Materials provided:
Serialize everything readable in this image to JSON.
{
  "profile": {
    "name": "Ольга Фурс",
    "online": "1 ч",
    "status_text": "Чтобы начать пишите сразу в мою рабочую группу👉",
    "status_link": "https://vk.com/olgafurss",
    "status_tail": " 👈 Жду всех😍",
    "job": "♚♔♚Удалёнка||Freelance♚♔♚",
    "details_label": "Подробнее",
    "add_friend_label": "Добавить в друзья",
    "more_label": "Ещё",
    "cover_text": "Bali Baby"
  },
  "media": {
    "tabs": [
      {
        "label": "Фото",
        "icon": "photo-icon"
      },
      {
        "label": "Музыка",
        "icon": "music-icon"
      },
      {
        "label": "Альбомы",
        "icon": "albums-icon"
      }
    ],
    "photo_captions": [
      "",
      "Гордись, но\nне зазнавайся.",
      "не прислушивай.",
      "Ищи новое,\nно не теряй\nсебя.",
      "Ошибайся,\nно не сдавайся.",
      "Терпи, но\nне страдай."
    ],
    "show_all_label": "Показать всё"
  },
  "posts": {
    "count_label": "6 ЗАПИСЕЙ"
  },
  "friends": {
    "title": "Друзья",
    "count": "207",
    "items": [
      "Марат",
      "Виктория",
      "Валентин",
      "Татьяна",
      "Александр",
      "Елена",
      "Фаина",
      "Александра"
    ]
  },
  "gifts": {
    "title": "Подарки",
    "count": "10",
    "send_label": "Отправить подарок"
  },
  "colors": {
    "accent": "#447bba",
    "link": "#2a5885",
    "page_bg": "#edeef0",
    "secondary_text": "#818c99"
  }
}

Written task: Print the records above in full, exactly.

Solution to this problem:
Serialize everything readable in this image to JSON.
{
  "profile": {
    "name": "Ольга Фурс",
    "online": "1 ч",
    "status_text": "Чтобы начать пишите сразу в мою рабочую группу👉",
    "status_link": "https://vk.com/olgafurss",
    "status_tail": " 👈 Жду всех😍",
    "job": "♚♔♚Удалёнка||Freelance♚♔♚",
    "details_label": "Подробнее",
    "add_friend_label": "Добавить в друзья",
    "more_label": "Ещё",
    "cover_text": "Bali Baby"
  },
  "media": {
    "tabs": [
      {
        "label": "Фото",
        "icon": "photo-icon"
      },
      {
        "label": "Музыка",
        "icon": "music-icon"
      },
      {
        "label": "Альбомы",
        "icon": "albums-icon"
      }
    ],
    "photo_captions": [
      "",
      "Гордись, но\nне зазнавайся.",
      "не прислушивай.",
      "Ищи новое,\nно не теряй\nсебя.",
      "Ошибайся,\nно не сдавайся.",
      "Терпи, но\nне страдай."
    ],
    "show_all_label": "Показать всё"
  },
  "posts": {
    "count_label": "6 ЗАПИСЕЙ"
  },
  "friends": {
    "title": "Друзья",
    "count": "207",
    "items": [
      "Марат",
      "Виктория",
      "Валентин",
      "Татьяна",
      "Александр",
      "Елена",
      "Фаина",
      "Александра"
    ]
  },
  "gifts": {
    "title": "Подарки",
    "count": "10",
    "send_label": "Отправить подарок"
  },
  "colors": {
    "accent": "#447bba",
    "link": "#2a5885",
    "page_bg": "#edeef0",
    "secondary_text": "#818c99"
  }
}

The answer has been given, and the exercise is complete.